Exercise directions:
Copy the listing below line for line without changing anything, but leave out the picture.

☆ ☆ ☆ ☆ ☆

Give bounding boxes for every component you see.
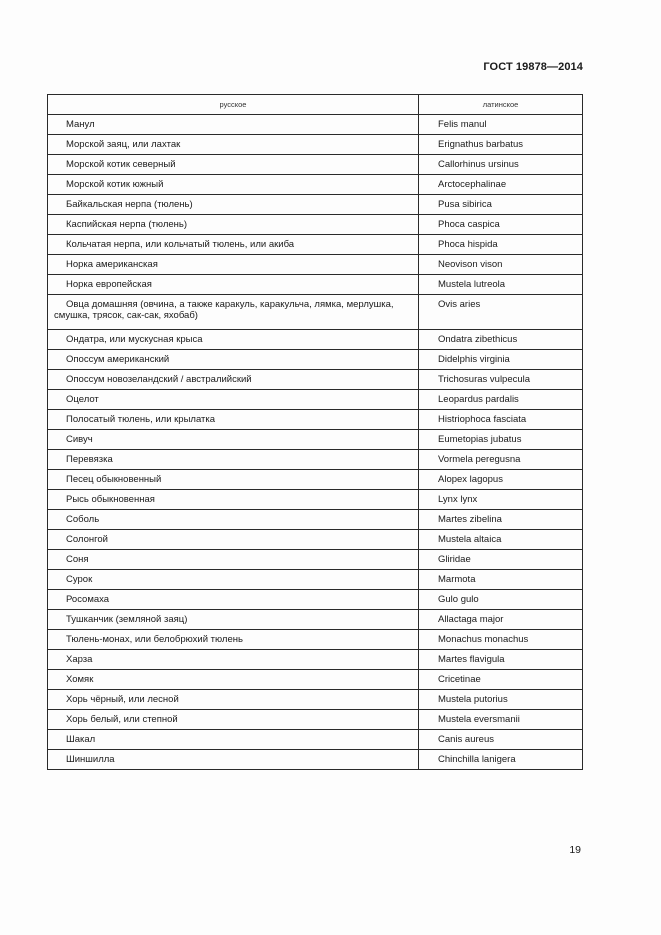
table-row xyxy=(48,195,583,215)
table-row xyxy=(48,255,583,275)
table-row xyxy=(48,510,583,530)
latin-name-cell: Leopardus pardalis xyxy=(419,390,583,410)
table-row xyxy=(48,350,583,370)
russian-name-cell: Ондатра, или мускусная крыса xyxy=(48,330,419,350)
latin-name-cell: Ondatra zibethicus xyxy=(419,330,583,350)
latin-name-cell: Phoca caspica xyxy=(419,215,583,235)
table-row xyxy=(48,590,583,610)
russian-name-cell: Тюлень-монах, или белобрюхий тюлень xyxy=(48,630,419,650)
russian-name-cell: Песец обыкновенный xyxy=(48,470,419,490)
table-row xyxy=(48,215,583,235)
species-names-table xyxy=(47,94,583,770)
russian-name-cell: Шиншилла xyxy=(48,750,419,770)
latin-name-cell: Cricetinae xyxy=(419,670,583,690)
russian-name-cell: Хорь белый, или степной xyxy=(48,710,419,730)
latin-name-cell: Didelphis virginia xyxy=(419,350,583,370)
table-row xyxy=(48,155,583,175)
latin-name-cell: Arctocephalinae xyxy=(419,175,583,195)
table-row xyxy=(48,570,583,590)
latin-name-cell: Felis manul xyxy=(419,115,583,135)
latin-name-cell: Alopex lagopus xyxy=(419,470,583,490)
latin-name-cell: Gliridae xyxy=(419,550,583,570)
table-row xyxy=(48,235,583,255)
table-row xyxy=(48,550,583,570)
russian-name-cell: Сивуч xyxy=(48,430,419,450)
latin-name-cell: Vormela peregusna xyxy=(419,450,583,470)
table-row xyxy=(48,690,583,710)
russian-name-cell: Солонгой xyxy=(48,530,419,550)
table-row xyxy=(48,750,583,770)
table-row xyxy=(48,650,583,670)
latin-name-cell: Martes zibelina xyxy=(419,510,583,530)
latin-name-cell: Mustela lutreola xyxy=(419,275,583,295)
table-row xyxy=(48,730,583,750)
latin-name-cell: Pusa sibirica xyxy=(419,195,583,215)
latin-name-cell: Gulo gulo xyxy=(419,590,583,610)
latin-name-cell: Chinchilla lanigera xyxy=(419,750,583,770)
table-row xyxy=(48,390,583,410)
russian-name-cell: Тушканчик (земляной заяц) xyxy=(48,610,419,630)
russian-name-cell: Полосатый тюлень, или крылатка xyxy=(48,410,419,430)
latin-name-cell: Trichosuras vulpecula xyxy=(419,370,583,390)
column-header-latin: латинское xyxy=(419,95,583,115)
table-row xyxy=(48,470,583,490)
table-header-row xyxy=(48,95,583,115)
table-row xyxy=(48,490,583,510)
latin-name-cell: Mustela eversmanii xyxy=(419,710,583,730)
table-row xyxy=(48,370,583,390)
table-row xyxy=(48,430,583,450)
column-header-russian: русское xyxy=(48,95,419,115)
table-row xyxy=(48,330,583,350)
table-row xyxy=(48,135,583,155)
table-row xyxy=(48,710,583,730)
russian-name-cell: Оцелот xyxy=(48,390,419,410)
latin-name-cell: Histriophoca fasciata xyxy=(419,410,583,430)
russian-name-cell: Байкальская нерпа (тюлень) xyxy=(48,195,419,215)
latin-name-cell: Canis aureus xyxy=(419,730,583,750)
latin-name-cell: Martes flavigula xyxy=(419,650,583,670)
russian-name-cell: Рысь обыкновенная xyxy=(48,490,419,510)
russian-name-cell: Морской заяц, или лахтак xyxy=(48,135,419,155)
latin-name-cell: Erignathus barbatus xyxy=(419,135,583,155)
russian-name-cell: Сурок xyxy=(48,570,419,590)
latin-name-cell: Lynx lynx xyxy=(419,490,583,510)
russian-name-cell: Морской котик северный xyxy=(48,155,419,175)
russian-name-cell: Овца домашняя (овчина, а также каракуль, каракульча, лямка, мерлушка, смушка, трясок, сак-сак, яхобаб) xyxy=(48,295,419,330)
latin-name-cell: Marmota xyxy=(419,570,583,590)
latin-name-cell: Mustela altaica xyxy=(419,530,583,550)
table-row xyxy=(48,275,583,295)
russian-name-cell: Морской котик южный xyxy=(48,175,419,195)
russian-name-cell: Норка европейская xyxy=(48,275,419,295)
latin-name-cell: Eumetopias jubatus xyxy=(419,430,583,450)
latin-name-cell: Monachus monachus xyxy=(419,630,583,650)
latin-name-cell: Phoca hispida xyxy=(419,235,583,255)
table-row xyxy=(48,410,583,430)
page-number: 19 xyxy=(569,844,581,856)
russian-name-cell: Хомяк xyxy=(48,670,419,690)
russian-name-cell: Шакал xyxy=(48,730,419,750)
russian-name-cell: Хорь чёрный, или лесной xyxy=(48,690,419,710)
table-row xyxy=(48,630,583,650)
russian-name-cell: Норка американская xyxy=(48,255,419,275)
russian-name-cell: Соболь xyxy=(48,510,419,530)
table-body xyxy=(48,115,583,770)
table-row xyxy=(48,610,583,630)
document-code: ГОСТ 19878—2014 xyxy=(483,61,583,73)
russian-name-cell: Опоссум американский xyxy=(48,350,419,370)
russian-name-cell: Манул xyxy=(48,115,419,135)
table-row xyxy=(48,450,583,470)
latin-name-cell: Ovis aries xyxy=(419,295,583,330)
latin-name-cell: Neovison vison xyxy=(419,255,583,275)
table-row xyxy=(48,175,583,195)
latin-name-cell: Allactaga major xyxy=(419,610,583,630)
latin-name-cell: Mustela putorius xyxy=(419,690,583,710)
russian-name-cell: Каспийская нерпа (тюлень) xyxy=(48,215,419,235)
russian-name-cell: Соня xyxy=(48,550,419,570)
russian-name-cell: Росомаха xyxy=(48,590,419,610)
table-row xyxy=(48,115,583,135)
russian-name-cell: Кольчатая нерпа, или кольчатый тюлень, или акиба xyxy=(48,235,419,255)
russian-name-cell: Перевязка xyxy=(48,450,419,470)
table-row xyxy=(48,295,583,330)
latin-name-cell: Callorhinus ursinus xyxy=(419,155,583,175)
table-row xyxy=(48,530,583,550)
table-row xyxy=(48,670,583,690)
russian-name-cell: Харза xyxy=(48,650,419,670)
russian-name-cell: Опоссум новозеландский / австралийский xyxy=(48,370,419,390)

☆ ☆ ☆ ☆ ☆

Response to the exercise:
Give bounding boxes for every component you see.
table-row xyxy=(48,195,583,215)
table-row xyxy=(48,255,583,275)
table-row xyxy=(48,510,583,530)
latin-name-cell: Leopardus pardalis xyxy=(419,390,583,410)
table-row xyxy=(48,350,583,370)
russian-name-cell: Ондатра, или мускусная крыса xyxy=(48,330,419,350)
latin-name-cell: Ondatra zibethicus xyxy=(419,330,583,350)
latin-name-cell: Phoca caspica xyxy=(419,215,583,235)
table-row xyxy=(48,590,583,610)
russian-name-cell: Тюлень-монах, или белобрюхий тюлень xyxy=(48,630,419,650)
russian-name-cell: Песец обыкновенный xyxy=(48,470,419,490)
table-row xyxy=(48,215,583,235)
species-names-table xyxy=(47,94,583,770)
russian-name-cell: Шиншилла xyxy=(48,750,419,770)
latin-name-cell: Cricetinae xyxy=(419,670,583,690)
russian-name-cell: Хорь белый, или степной xyxy=(48,710,419,730)
latin-name-cell: Didelphis virginia xyxy=(419,350,583,370)
table-row xyxy=(48,155,583,175)
latin-name-cell: Arctocephalinae xyxy=(419,175,583,195)
table-row xyxy=(48,570,583,590)
latin-name-cell: Felis manul xyxy=(419,115,583,135)
latin-name-cell: Alopex lagopus xyxy=(419,470,583,490)
latin-name-cell: Gliridae xyxy=(419,550,583,570)
table-row xyxy=(48,235,583,255)
table-row xyxy=(48,550,583,570)
russian-name-cell: Сивуч xyxy=(48,430,419,450)
latin-name-cell: Vormela peregusna xyxy=(419,450,583,470)
table-row xyxy=(48,690,583,710)
russian-name-cell: Солонгой xyxy=(48,530,419,550)
table-row xyxy=(48,750,583,770)
table-row xyxy=(48,650,583,670)
latin-name-cell: Martes zibelina xyxy=(419,510,583,530)
latin-name-cell: Mustela lutreola xyxy=(419,275,583,295)
table-row xyxy=(48,730,583,750)
latin-name-cell: Pusa sibirica xyxy=(419,195,583,215)
latin-name-cell: Gulo gulo xyxy=(419,590,583,610)
latin-name-cell: Chinchilla lanigera xyxy=(419,750,583,770)
table-row xyxy=(48,390,583,410)
russian-name-cell: Тушканчик (земляной заяц) xyxy=(48,610,419,630)
russian-name-cell: Полосатый тюлень, или крылатка xyxy=(48,410,419,430)
latin-name-cell: Trichosuras vulpecula xyxy=(419,370,583,390)
column-header-latin: латинское xyxy=(419,95,583,115)
table-row xyxy=(48,470,583,490)
table-header-row xyxy=(48,95,583,115)
table-row xyxy=(48,490,583,510)
latin-name-cell: Mustela eversmanii xyxy=(419,710,583,730)
table-row xyxy=(48,370,583,390)
table-row xyxy=(48,430,583,450)
column-header-russian: русское xyxy=(48,95,419,115)
table-row xyxy=(48,330,583,350)
table-row xyxy=(48,135,583,155)
table-row xyxy=(48,710,583,730)
russian-name-cell: Оцелот xyxy=(48,390,419,410)
latin-name-cell: Histriophoca fasciata xyxy=(419,410,583,430)
russian-name-cell: Байкальская нерпа (тюлень) xyxy=(48,195,419,215)
latin-name-cell: Canis aureus xyxy=(419,730,583,750)
latin-name-cell: Martes flavigula xyxy=(419,650,583,670)
russian-name-cell: Рысь обыкновенная xyxy=(48,490,419,510)
russian-name-cell: Морской заяц, или лахтак xyxy=(48,135,419,155)
latin-name-cell: Erignathus barbatus xyxy=(419,135,583,155)
russian-name-cell: Сурок xyxy=(48,570,419,590)
latin-name-cell: Lynx lynx xyxy=(419,490,583,510)
russian-name-cell: Морской котик северный xyxy=(48,155,419,175)
russian-name-cell: Овца домашняя (овчина, а также каракуль, каракульча, лямка, мерлушка, смушка, трясок, сак-сак, яхобаб) xyxy=(48,295,419,330)
latin-name-cell: Marmota xyxy=(419,570,583,590)
latin-name-cell: Mustela altaica xyxy=(419,530,583,550)
table-row xyxy=(48,275,583,295)
russian-name-cell: Морской котик южный xyxy=(48,175,419,195)
russian-name-cell: Норка европейская xyxy=(48,275,419,295)
latin-name-cell: Eumetopias jubatus xyxy=(419,430,583,450)
latin-name-cell: Monachus monachus xyxy=(419,630,583,650)
latin-name-cell: Phoca hispida xyxy=(419,235,583,255)
table-row xyxy=(48,410,583,430)
page-number: 19 xyxy=(569,844,581,856)
russian-name-cell: Хомяк xyxy=(48,670,419,690)
russian-name-cell: Шакал xyxy=(48,730,419,750)
russian-name-cell: Хорь чёрный, или лесной xyxy=(48,690,419,710)
table-row xyxy=(48,630,583,650)
russian-name-cell: Норка американская xyxy=(48,255,419,275)
russian-name-cell: Соболь xyxy=(48,510,419,530)
table-body xyxy=(48,115,583,770)
table-row xyxy=(48,610,583,630)
document-code: ГОСТ 19878—2014 xyxy=(483,61,583,73)
russian-name-cell: Опоссум американский xyxy=(48,350,419,370)
russian-name-cell: Манул xyxy=(48,115,419,135)
table-row xyxy=(48,450,583,470)
latin-name-cell: Ovis aries xyxy=(419,295,583,330)
latin-name-cell: Neovison vison xyxy=(419,255,583,275)
table-row xyxy=(48,175,583,195)
latin-name-cell: Allactaga major xyxy=(419,610,583,630)
latin-name-cell: Mustela putorius xyxy=(419,690,583,710)
russian-name-cell: Каспийская нерпа (тюлень) xyxy=(48,215,419,235)
russian-name-cell: Соня xyxy=(48,550,419,570)
russian-name-cell: Росомаха xyxy=(48,590,419,610)
table-row xyxy=(48,115,583,135)
russian-name-cell: Кольчатая нерпа, или кольчатый тюлень, или акиба xyxy=(48,235,419,255)
russian-name-cell: Перевязка xyxy=(48,450,419,470)
table-row xyxy=(48,295,583,330)
latin-name-cell: Callorhinus ursinus xyxy=(419,155,583,175)
table-row xyxy=(48,530,583,550)
table-row xyxy=(48,670,583,690)
russian-name-cell: Харза xyxy=(48,650,419,670)
russian-name-cell: Опоссум новозеландский / австралийский xyxy=(48,370,419,390)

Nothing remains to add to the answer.